• _Exercise_: Copy each line with the word "structured" in it.

___ Provided entries ___

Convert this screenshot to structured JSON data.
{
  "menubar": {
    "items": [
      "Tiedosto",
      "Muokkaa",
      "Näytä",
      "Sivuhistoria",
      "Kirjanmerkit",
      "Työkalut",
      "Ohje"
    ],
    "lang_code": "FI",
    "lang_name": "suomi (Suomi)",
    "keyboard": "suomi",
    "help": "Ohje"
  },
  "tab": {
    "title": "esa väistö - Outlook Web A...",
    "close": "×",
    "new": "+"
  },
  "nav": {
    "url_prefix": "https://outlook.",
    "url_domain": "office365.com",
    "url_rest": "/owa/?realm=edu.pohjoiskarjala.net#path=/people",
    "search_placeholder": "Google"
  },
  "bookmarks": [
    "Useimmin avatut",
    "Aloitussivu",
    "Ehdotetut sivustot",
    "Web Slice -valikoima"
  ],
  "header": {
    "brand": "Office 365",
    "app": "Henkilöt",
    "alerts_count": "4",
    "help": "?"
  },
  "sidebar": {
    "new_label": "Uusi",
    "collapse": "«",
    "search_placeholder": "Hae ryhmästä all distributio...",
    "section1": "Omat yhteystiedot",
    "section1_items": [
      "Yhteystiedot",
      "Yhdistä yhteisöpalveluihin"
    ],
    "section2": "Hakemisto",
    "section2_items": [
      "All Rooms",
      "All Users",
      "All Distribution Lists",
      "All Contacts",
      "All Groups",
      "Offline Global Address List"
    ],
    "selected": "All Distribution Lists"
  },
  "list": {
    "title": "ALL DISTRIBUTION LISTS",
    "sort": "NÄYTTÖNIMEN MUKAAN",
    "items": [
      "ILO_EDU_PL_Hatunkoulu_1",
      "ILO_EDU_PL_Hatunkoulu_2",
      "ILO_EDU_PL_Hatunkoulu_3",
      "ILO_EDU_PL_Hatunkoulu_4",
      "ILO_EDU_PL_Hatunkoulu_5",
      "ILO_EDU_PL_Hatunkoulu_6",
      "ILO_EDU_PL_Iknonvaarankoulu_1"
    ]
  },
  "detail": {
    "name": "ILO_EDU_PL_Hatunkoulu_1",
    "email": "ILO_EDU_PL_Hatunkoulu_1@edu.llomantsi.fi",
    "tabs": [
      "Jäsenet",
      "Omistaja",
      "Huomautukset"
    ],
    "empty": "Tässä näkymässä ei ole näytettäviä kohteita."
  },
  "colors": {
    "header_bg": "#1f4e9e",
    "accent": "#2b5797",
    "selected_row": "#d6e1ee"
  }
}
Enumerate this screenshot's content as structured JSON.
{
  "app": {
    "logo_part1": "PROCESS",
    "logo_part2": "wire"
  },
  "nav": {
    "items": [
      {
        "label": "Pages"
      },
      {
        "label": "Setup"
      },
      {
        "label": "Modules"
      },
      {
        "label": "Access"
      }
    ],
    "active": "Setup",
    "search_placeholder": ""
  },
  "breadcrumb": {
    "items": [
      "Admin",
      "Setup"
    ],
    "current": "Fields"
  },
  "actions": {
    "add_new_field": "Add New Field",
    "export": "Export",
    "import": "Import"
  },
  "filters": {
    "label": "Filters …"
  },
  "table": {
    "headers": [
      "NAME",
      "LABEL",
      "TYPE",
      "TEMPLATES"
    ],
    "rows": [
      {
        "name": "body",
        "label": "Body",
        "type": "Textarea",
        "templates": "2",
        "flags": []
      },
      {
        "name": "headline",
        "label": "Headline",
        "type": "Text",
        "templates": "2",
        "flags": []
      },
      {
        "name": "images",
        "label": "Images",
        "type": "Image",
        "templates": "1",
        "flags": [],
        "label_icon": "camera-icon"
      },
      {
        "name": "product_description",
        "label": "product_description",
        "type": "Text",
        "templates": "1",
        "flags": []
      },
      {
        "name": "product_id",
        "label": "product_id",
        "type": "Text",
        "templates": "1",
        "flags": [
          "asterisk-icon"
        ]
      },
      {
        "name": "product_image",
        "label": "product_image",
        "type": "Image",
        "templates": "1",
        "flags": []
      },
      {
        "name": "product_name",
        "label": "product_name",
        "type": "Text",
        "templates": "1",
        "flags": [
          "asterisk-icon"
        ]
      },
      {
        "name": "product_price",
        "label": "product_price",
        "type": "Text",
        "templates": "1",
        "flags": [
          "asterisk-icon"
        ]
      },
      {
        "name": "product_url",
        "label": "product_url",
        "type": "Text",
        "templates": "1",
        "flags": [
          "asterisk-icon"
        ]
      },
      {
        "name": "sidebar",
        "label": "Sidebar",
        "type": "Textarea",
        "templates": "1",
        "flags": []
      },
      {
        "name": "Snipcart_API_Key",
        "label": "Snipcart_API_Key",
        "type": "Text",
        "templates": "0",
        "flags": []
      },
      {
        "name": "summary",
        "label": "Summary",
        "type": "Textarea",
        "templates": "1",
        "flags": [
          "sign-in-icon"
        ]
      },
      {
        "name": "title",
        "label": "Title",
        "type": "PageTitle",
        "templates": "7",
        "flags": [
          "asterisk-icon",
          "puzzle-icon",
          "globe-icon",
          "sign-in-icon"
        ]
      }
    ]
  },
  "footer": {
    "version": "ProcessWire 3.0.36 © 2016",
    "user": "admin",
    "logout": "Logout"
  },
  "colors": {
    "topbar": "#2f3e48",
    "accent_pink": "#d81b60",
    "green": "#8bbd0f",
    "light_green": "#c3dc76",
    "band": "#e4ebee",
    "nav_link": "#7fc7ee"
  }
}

___
___ Provided entries ___

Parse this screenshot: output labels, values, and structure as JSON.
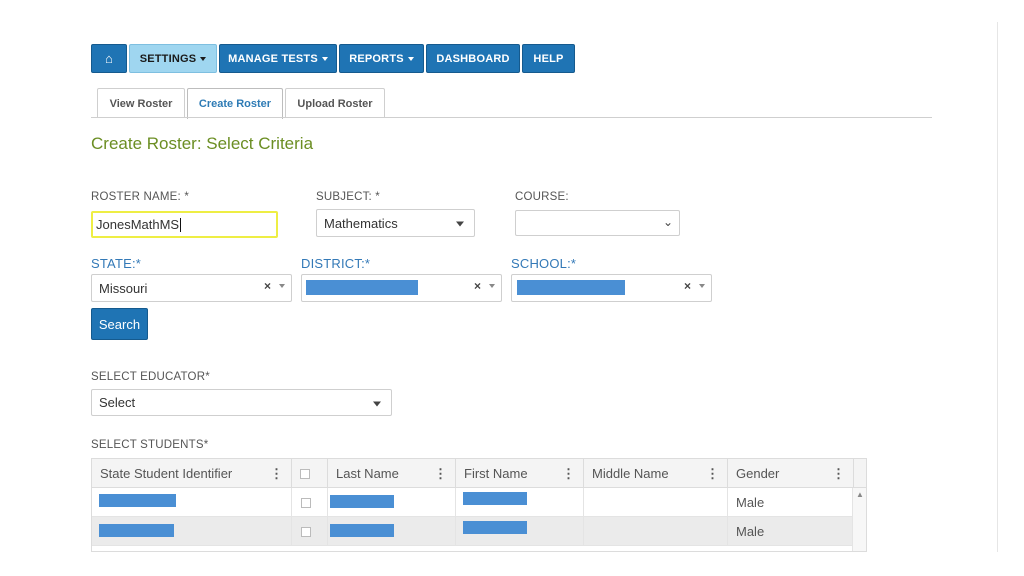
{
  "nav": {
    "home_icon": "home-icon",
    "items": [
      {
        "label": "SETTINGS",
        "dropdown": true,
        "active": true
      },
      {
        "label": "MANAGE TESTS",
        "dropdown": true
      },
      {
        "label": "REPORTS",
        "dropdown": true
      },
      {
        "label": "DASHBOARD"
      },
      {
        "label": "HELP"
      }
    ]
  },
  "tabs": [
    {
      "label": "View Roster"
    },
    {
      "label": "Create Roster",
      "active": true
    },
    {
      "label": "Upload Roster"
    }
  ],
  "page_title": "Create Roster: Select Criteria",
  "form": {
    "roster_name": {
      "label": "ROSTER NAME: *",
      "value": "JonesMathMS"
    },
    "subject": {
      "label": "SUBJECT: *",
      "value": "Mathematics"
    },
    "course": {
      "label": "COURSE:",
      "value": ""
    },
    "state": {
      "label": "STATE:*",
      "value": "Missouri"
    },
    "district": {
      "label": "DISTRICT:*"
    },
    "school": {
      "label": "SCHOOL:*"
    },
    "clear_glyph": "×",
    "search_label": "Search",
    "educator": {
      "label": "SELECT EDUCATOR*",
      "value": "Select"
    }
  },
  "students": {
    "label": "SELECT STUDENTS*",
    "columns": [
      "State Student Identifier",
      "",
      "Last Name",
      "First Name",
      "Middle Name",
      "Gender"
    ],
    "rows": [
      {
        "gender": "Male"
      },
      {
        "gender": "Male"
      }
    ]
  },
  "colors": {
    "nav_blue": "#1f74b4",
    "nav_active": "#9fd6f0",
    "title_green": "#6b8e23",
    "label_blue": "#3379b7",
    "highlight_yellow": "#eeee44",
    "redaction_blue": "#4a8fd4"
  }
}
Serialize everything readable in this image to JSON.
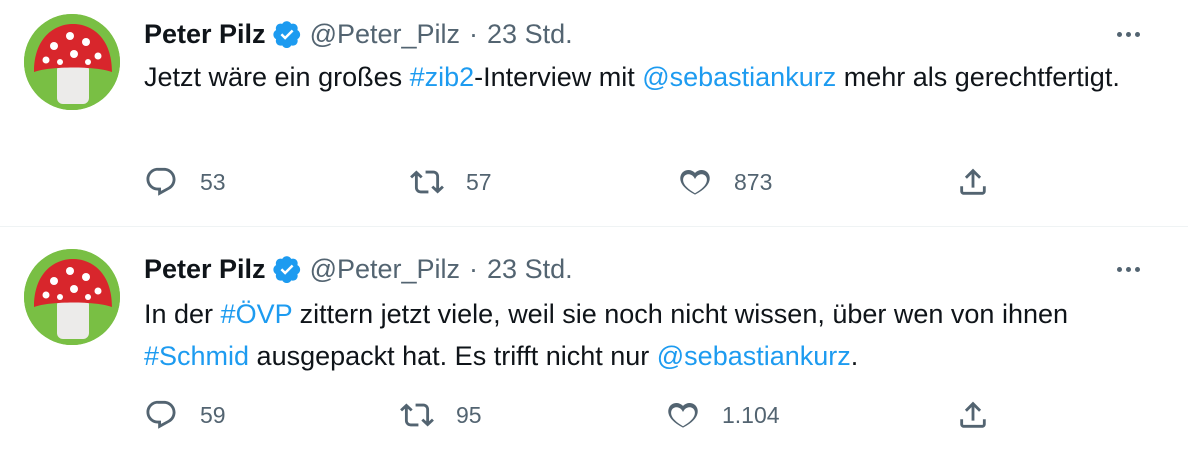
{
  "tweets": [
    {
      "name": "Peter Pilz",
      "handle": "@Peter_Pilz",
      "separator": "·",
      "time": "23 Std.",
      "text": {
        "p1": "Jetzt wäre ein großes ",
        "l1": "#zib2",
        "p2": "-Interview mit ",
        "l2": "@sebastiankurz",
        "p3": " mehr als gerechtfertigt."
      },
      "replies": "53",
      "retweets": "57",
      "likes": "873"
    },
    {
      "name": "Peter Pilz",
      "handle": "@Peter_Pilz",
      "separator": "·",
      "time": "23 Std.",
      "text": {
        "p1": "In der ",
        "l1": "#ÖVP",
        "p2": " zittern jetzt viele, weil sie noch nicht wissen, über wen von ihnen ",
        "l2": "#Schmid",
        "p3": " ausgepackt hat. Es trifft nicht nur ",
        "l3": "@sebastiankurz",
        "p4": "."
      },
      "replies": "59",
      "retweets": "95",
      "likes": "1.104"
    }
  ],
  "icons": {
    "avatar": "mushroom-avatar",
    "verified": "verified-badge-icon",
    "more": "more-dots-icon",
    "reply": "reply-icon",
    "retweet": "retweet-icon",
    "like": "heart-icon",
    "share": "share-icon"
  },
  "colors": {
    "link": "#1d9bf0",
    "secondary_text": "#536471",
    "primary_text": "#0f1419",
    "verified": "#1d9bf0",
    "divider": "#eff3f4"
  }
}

___

• _Right answer_:
Convert this screenshot to structured JSON data.
Enumerate this screenshot's content as structured JSON.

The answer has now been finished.